:: AIM ::
Go through the entries below and write each one out exactly.

EXTRACTED INFORMATION start

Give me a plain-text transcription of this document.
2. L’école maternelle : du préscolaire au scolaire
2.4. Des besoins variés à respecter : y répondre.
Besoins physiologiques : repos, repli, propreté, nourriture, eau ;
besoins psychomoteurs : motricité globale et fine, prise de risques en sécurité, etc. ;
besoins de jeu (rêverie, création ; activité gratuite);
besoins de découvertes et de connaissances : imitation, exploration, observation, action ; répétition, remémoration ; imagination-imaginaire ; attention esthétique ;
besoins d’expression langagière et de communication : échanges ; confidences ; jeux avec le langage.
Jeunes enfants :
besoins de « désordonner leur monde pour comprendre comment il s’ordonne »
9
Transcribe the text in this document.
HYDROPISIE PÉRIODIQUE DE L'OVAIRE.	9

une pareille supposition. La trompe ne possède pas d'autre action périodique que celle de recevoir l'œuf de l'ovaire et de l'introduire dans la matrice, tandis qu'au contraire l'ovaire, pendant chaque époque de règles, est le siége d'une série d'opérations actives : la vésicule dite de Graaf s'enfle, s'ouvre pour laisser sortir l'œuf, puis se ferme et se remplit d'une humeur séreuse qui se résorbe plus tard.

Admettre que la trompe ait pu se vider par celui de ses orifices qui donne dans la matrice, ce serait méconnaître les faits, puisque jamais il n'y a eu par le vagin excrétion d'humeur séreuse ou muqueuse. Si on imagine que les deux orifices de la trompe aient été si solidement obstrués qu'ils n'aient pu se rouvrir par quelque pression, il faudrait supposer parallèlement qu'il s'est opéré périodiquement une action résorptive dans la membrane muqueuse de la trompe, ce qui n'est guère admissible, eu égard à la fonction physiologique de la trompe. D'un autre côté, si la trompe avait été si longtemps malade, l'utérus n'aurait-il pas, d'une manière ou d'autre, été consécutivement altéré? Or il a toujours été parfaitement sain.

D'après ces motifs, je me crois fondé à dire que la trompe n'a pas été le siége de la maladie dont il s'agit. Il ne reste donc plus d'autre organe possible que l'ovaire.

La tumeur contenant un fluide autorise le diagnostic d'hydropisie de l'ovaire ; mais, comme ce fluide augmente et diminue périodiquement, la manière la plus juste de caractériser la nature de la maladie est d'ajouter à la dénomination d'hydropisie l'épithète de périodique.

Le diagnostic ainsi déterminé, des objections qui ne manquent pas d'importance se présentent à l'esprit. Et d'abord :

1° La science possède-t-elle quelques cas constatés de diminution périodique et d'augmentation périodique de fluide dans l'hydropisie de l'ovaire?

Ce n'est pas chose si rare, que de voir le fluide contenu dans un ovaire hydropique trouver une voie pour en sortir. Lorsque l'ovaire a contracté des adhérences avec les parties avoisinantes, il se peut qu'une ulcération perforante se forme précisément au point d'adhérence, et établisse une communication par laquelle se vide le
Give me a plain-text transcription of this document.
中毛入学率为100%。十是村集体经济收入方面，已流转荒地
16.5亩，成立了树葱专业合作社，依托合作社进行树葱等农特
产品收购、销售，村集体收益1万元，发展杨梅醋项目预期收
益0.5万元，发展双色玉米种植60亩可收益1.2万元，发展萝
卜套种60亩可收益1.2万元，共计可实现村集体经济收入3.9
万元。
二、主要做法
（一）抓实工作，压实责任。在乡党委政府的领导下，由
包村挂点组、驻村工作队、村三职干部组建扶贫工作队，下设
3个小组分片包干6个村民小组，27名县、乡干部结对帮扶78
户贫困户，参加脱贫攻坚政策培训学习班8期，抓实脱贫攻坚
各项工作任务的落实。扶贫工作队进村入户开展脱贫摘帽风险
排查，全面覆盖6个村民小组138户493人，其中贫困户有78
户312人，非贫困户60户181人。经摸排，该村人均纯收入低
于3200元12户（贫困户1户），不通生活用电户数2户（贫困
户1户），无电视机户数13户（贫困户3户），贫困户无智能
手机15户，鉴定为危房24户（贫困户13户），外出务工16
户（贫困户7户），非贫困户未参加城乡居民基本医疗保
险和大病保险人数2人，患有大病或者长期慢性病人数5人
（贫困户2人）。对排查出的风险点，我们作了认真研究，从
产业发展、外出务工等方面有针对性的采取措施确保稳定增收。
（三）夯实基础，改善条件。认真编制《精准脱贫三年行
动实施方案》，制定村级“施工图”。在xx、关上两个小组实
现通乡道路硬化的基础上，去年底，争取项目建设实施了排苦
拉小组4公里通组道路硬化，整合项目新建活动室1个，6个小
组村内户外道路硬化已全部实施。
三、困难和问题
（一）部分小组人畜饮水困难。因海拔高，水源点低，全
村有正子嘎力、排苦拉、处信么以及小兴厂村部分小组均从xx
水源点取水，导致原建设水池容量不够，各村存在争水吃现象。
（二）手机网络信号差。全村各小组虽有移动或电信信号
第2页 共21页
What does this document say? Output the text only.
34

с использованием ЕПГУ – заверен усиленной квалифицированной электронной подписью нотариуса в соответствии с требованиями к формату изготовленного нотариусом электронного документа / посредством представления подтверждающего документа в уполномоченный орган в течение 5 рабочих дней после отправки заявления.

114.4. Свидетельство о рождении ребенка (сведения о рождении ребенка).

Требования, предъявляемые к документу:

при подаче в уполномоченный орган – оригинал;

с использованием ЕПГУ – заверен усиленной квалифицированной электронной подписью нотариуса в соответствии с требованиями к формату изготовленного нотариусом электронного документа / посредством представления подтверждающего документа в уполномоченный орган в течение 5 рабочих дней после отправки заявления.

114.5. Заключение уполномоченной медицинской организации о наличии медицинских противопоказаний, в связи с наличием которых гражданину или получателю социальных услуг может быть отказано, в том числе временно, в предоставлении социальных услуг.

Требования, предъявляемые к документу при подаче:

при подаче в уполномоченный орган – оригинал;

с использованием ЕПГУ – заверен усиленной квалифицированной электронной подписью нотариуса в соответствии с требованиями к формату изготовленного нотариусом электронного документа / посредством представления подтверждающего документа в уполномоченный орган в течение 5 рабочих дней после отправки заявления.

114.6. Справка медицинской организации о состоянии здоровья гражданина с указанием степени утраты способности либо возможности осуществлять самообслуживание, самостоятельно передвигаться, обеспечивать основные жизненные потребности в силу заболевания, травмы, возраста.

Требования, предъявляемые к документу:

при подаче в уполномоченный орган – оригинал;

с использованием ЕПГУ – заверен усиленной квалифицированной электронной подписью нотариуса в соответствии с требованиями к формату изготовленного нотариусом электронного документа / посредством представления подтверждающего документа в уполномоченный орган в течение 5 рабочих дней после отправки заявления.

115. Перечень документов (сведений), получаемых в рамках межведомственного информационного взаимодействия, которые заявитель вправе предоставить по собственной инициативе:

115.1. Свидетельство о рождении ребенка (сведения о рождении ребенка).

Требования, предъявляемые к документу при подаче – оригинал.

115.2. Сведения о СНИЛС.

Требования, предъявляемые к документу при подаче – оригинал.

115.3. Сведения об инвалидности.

EXTRACTED INFORMATION end

:: CORRECT RESPONSE ::
Give me a plain-text transcription of this document.
2. L’école maternelle : du préscolaire au scolaire
2.4. Des besoins variés à respecter : y répondre.
Besoins physiologiques : repos, repli, propreté, nourriture, eau ;
besoins psychomoteurs : motricité globale et fine, prise de risques en sécurité, etc. ;
besoins de jeu (rêverie, création ; activité gratuite);
besoins de découvertes et de connaissances : imitation, exploration, observation, action ; répétition, remémoration ; imagination-imaginaire ; attention esthétique ;
besoins d’expression langagière et de communication : échanges ; confidences ; jeux avec le langage.
Jeunes enfants :
besoins de « désordonner leur monde pour comprendre comment il s’ordonne »
9
Transcribe the text in this document.
HYDROPISIE PÉRIODIQUE DE L'OVAIRE.	9

une pareille supposition. La trompe ne possède pas d'autre action périodique que celle de recevoir l'œuf de l'ovaire et de l'introduire dans la matrice, tandis qu'au contraire l'ovaire, pendant chaque époque de règles, est le siége d'une série d'opérations actives : la vésicule dite de Graaf s'enfle, s'ouvre pour laisser sortir l'œuf, puis se ferme et se remplit d'une humeur séreuse qui se résorbe plus tard.

Admettre que la trompe ait pu se vider par celui de ses orifices qui donne dans la matrice, ce serait méconnaître les faits, puisque jamais il n'y a eu par le vagin excrétion d'humeur séreuse ou muqueuse. Si on imagine que les deux orifices de la trompe aient été si solidement obstrués qu'ils n'aient pu se rouvrir par quelque pression, il faudrait supposer parallèlement qu'il s'est opéré périodiquement une action résorptive dans la membrane muqueuse de la trompe, ce qui n'est guère admissible, eu égard à la fonction physiologique de la trompe. D'un autre côté, si la trompe avait été si longtemps malade, l'utérus n'aurait-il pas, d'une manière ou d'autre, été consécutivement altéré? Or il a toujours été parfaitement sain.

D'après ces motifs, je me crois fondé à dire que la trompe n'a pas été le siége de la maladie dont il s'agit. Il ne reste donc plus d'autre organe possible que l'ovaire.

La tumeur contenant un fluide autorise le diagnostic d'hydropisie de l'ovaire ; mais, comme ce fluide augmente et diminue périodiquement, la manière la plus juste de caractériser la nature de la maladie est d'ajouter à la dénomination d'hydropisie l'épithète de périodique.

Le diagnostic ainsi déterminé, des objections qui ne manquent pas d'importance se présentent à l'esprit. Et d'abord :

1° La science possède-t-elle quelques cas constatés de diminution périodique et d'augmentation périodique de fluide dans l'hydropisie de l'ovaire?

Ce n'est pas chose si rare, que de voir le fluide contenu dans un ovaire hydropique trouver une voie pour en sortir. Lorsque l'ovaire a contracté des adhérences avec les parties avoisinantes, il se peut qu'une ulcération perforante se forme précisément au point d'adhérence, et établisse une communication par laquelle se vide le
Give me a plain-text transcription of this document.
中毛入学率为100%。十是村集体经济收入方面，已流转荒地
16.5亩，成立了树葱专业合作社，依托合作社进行树葱等农特
产品收购、销售，村集体收益1万元，发展杨梅醋项目预期收
益0.5万元，发展双色玉米种植60亩可收益1.2万元，发展萝
卜套种60亩可收益1.2万元，共计可实现村集体经济收入3.9
万元。
二、主要做法
（一）抓实工作，压实责任。在乡党委政府的领导下，由
包村挂点组、驻村工作队、村三职干部组建扶贫工作队，下设
3个小组分片包干6个村民小组，27名县、乡干部结对帮扶78
户贫困户，参加脱贫攻坚政策培训学习班8期，抓实脱贫攻坚
各项工作任务的落实。扶贫工作队进村入户开展脱贫摘帽风险
排查，全面覆盖6个村民小组138户493人，其中贫困户有78
户312人，非贫困户60户181人。经摸排，该村人均纯收入低
于3200元12户（贫困户1户），不通生活用电户数2户（贫困
户1户），无电视机户数13户（贫困户3户），贫困户无智能
手机15户，鉴定为危房24户（贫困户13户），外出务工16
户（贫困户7户），非贫困户未参加城乡居民基本医疗保
险和大病保险人数2人，患有大病或者长期慢性病人数5人
（贫困户2人）。对排查出的风险点，我们作了认真研究，从
产业发展、外出务工等方面有针对性的采取措施确保稳定增收。
（三）夯实基础，改善条件。认真编制《精准脱贫三年行
动实施方案》，制定村级“施工图”。在xx、关上两个小组实
现通乡道路硬化的基础上，去年底，争取项目建设实施了排苦
拉小组4公里通组道路硬化，整合项目新建活动室1个，6个小
组村内户外道路硬化已全部实施。
三、困难和问题
（一）部分小组人畜饮水困难。因海拔高，水源点低，全
村有正子嘎力、排苦拉、处信么以及小兴厂村部分小组均从xx
水源点取水，导致原建设水池容量不够，各村存在争水吃现象。
（二）手机网络信号差。全村各小组虽有移动或电信信号
第2页 共21页
What does this document say? Output the text only.
34

с использованием ЕПГУ – заверен усиленной квалифицированной электронной подписью нотариуса в соответствии с требованиями к формату изготовленного нотариусом электронного документа / посредством представления подтверждающего документа в уполномоченный орган в течение 5 рабочих дней после отправки заявления.

114.4. Свидетельство о рождении ребенка (сведения о рождении ребенка).

Требования, предъявляемые к документу:

при подаче в уполномоченный орган – оригинал;

с использованием ЕПГУ – заверен усиленной квалифицированной электронной подписью нотариуса в соответствии с требованиями к формату изготовленного нотариусом электронного документа / посредством представления подтверждающего документа в уполномоченный орган в течение 5 рабочих дней после отправки заявления.

114.5. Заключение уполномоченной медицинской организации о наличии медицинских противопоказаний, в связи с наличием которых гражданину или получателю социальных услуг может быть отказано, в том числе временно, в предоставлении социальных услуг.

Требования, предъявляемые к документу при подаче:

при подаче в уполномоченный орган – оригинал;

с использованием ЕПГУ – заверен усиленной квалифицированной электронной подписью нотариуса в соответствии с требованиями к формату изготовленного нотариусом электронного документа / посредством представления подтверждающего документа в уполномоченный орган в течение 5 рабочих дней после отправки заявления.

114.6. Справка медицинской организации о состоянии здоровья гражданина с указанием степени утраты способности либо возможности осуществлять самообслуживание, самостоятельно передвигаться, обеспечивать основные жизненные потребности в силу заболевания, травмы, возраста.

Требования, предъявляемые к документу:

при подаче в уполномоченный орган – оригинал;

с использованием ЕПГУ – заверен усиленной квалифицированной электронной подписью нотариуса в соответствии с требованиями к формату изготовленного нотариусом электронного документа / посредством представления подтверждающего документа в уполномоченный орган в течение 5 рабочих дней после отправки заявления.

115. Перечень документов (сведений), получаемых в рамках межведомственного информационного взаимодействия, которые заявитель вправе предоставить по собственной инициативе:

115.1. Свидетельство о рождении ребенка (сведения о рождении ребенка).

Требования, предъявляемые к документу при подаче – оригинал.

115.2. Сведения о СНИЛС.

Требования, предъявляемые к документу при подаче – оригинал.

115.3. Сведения об инвалидности.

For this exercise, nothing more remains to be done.